_The task_
In the listing below, how many lines contain the word "sans"? Please respond with the number only.
+++++
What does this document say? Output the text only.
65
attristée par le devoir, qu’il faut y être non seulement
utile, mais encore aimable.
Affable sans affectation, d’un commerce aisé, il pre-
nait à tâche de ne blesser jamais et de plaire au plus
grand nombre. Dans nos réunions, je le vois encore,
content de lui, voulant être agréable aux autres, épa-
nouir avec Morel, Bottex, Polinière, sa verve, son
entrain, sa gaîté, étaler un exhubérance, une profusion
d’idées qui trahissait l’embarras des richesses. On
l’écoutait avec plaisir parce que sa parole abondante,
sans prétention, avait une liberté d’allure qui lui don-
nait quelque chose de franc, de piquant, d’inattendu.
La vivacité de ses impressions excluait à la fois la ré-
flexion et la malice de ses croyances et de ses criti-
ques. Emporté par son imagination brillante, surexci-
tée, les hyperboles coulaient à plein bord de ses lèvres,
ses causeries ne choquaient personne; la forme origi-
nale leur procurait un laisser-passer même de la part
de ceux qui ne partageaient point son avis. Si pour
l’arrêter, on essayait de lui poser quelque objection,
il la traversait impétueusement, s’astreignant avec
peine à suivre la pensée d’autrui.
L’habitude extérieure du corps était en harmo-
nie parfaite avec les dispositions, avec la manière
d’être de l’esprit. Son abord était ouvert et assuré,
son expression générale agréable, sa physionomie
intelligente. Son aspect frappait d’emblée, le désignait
+++++
_Solution for this exercise_
2